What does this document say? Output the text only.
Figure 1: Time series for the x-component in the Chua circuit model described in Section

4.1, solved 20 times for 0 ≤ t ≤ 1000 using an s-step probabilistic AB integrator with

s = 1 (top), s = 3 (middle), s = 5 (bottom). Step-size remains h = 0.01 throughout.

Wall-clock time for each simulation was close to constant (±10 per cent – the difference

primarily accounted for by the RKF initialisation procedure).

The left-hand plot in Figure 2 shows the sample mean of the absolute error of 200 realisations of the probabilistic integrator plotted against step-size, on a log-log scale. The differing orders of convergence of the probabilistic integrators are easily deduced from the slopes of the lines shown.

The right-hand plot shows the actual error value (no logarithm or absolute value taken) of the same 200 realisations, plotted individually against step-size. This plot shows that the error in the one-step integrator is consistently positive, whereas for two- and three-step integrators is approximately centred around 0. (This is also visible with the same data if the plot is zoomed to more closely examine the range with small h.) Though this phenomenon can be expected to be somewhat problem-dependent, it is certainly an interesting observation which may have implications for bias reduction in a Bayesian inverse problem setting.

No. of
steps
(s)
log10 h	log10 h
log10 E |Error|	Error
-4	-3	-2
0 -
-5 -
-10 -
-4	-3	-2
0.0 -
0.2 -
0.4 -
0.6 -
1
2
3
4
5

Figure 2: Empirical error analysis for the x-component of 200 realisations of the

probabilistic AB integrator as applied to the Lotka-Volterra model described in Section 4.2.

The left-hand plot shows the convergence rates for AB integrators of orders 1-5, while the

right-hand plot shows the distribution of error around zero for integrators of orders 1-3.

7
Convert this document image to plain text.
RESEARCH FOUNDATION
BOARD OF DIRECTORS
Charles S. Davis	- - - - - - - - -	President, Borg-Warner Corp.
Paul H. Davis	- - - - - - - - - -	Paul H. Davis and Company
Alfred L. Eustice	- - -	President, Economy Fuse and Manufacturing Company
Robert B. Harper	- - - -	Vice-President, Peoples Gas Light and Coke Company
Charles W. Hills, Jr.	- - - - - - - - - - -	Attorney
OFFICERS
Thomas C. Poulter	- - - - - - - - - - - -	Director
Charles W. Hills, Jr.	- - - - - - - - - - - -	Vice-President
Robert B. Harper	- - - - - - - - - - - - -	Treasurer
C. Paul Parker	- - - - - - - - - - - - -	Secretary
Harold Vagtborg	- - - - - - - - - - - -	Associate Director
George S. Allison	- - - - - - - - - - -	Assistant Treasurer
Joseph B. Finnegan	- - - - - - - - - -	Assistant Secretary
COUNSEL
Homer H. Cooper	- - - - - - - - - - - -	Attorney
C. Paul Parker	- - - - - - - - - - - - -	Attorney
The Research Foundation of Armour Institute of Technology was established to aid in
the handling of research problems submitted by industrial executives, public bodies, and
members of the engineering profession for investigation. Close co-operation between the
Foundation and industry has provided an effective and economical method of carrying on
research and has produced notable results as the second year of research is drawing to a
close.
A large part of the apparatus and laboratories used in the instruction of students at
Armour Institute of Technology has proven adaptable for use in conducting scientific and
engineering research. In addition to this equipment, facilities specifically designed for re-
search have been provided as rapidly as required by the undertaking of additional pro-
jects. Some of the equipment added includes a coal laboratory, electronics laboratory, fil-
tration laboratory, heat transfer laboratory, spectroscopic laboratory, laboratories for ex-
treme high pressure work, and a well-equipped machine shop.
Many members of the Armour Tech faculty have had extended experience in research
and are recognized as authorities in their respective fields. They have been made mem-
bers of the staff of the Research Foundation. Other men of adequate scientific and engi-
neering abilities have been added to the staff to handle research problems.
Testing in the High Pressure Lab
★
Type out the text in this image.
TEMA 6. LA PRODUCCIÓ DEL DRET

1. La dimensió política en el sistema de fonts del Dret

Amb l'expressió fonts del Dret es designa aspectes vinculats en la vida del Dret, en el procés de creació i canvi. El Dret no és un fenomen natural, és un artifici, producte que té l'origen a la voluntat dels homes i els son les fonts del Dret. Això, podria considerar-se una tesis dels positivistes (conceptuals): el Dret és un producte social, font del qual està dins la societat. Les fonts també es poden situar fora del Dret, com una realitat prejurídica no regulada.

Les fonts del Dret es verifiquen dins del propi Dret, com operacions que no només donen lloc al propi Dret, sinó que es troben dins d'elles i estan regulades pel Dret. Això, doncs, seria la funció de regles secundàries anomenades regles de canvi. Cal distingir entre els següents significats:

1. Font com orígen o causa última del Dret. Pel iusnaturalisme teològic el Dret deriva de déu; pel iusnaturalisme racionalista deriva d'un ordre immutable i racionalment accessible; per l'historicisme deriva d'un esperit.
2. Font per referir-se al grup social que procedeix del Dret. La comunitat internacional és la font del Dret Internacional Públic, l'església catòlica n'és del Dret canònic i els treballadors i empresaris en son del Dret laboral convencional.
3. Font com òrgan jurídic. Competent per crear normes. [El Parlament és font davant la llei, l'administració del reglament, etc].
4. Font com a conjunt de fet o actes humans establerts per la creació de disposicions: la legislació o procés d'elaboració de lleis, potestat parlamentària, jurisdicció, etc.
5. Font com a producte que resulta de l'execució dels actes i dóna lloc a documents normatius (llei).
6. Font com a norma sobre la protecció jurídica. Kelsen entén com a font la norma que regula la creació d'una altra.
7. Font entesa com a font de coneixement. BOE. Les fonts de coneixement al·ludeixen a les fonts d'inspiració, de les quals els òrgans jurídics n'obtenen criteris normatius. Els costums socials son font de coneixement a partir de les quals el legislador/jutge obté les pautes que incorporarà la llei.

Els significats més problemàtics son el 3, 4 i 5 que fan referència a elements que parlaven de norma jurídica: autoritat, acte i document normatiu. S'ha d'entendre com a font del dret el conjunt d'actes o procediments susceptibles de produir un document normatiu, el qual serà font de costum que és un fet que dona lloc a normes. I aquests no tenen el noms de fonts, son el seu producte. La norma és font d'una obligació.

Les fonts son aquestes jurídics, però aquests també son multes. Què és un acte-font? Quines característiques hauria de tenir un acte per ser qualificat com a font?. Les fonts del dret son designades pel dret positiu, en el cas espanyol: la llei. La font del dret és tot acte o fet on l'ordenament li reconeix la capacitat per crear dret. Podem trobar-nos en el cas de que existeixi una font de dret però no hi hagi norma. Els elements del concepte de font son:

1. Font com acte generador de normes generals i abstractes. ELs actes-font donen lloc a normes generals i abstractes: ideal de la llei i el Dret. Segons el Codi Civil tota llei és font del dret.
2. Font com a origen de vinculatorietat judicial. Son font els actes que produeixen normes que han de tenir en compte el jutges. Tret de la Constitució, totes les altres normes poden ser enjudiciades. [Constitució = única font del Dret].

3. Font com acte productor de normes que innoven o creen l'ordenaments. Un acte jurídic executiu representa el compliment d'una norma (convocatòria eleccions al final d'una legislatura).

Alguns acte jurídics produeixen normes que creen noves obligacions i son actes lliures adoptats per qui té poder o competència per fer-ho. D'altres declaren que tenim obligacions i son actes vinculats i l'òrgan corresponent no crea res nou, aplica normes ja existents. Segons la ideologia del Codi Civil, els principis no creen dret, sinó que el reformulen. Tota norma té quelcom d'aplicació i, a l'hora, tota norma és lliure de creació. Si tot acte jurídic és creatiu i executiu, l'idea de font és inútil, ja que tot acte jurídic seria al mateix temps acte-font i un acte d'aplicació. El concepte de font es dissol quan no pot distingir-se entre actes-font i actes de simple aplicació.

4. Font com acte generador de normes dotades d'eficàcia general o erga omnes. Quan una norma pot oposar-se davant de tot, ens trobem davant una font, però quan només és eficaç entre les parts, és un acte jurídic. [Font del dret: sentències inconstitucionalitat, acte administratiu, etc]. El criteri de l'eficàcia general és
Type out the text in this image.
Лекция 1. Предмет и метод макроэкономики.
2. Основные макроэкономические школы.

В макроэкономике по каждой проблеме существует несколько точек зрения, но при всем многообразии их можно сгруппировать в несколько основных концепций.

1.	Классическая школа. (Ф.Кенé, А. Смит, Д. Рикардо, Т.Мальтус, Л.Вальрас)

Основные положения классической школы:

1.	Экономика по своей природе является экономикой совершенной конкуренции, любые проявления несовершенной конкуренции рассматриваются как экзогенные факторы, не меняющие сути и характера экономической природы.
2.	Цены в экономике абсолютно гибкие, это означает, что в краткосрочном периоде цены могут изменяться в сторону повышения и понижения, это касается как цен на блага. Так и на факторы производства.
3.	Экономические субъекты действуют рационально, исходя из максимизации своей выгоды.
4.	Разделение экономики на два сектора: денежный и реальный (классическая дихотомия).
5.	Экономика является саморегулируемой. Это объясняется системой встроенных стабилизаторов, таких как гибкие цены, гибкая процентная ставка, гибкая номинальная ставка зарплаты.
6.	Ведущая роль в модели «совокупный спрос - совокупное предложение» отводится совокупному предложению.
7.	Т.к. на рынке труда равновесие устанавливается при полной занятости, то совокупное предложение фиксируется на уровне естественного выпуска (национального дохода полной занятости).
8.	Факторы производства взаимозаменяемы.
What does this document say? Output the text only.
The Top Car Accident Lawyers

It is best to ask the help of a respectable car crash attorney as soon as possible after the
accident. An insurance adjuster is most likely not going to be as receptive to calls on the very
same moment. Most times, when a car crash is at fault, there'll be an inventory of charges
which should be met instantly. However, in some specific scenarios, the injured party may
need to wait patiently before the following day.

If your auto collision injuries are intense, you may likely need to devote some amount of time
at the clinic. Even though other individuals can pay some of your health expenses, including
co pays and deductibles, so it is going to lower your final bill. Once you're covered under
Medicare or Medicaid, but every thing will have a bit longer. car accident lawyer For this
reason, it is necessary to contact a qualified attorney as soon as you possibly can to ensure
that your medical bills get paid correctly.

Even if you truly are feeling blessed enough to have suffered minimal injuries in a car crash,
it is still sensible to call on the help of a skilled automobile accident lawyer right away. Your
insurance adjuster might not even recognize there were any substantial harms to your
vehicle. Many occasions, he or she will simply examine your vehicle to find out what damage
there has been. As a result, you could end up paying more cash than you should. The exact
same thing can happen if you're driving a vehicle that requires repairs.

* _Objective_
Copy down every line of the entries containing the word "совокупное".

* _Solution_
6.	Ведущая роль в модели «совокупный спрос - совокупное предложение» отводится совокупному предложению.
7.	Т.к. на рынке труда равновесие устанавливается при полной занятости, то совокупное предложение фиксируется на уровне естественного выпуска (национального дохода полной занятости).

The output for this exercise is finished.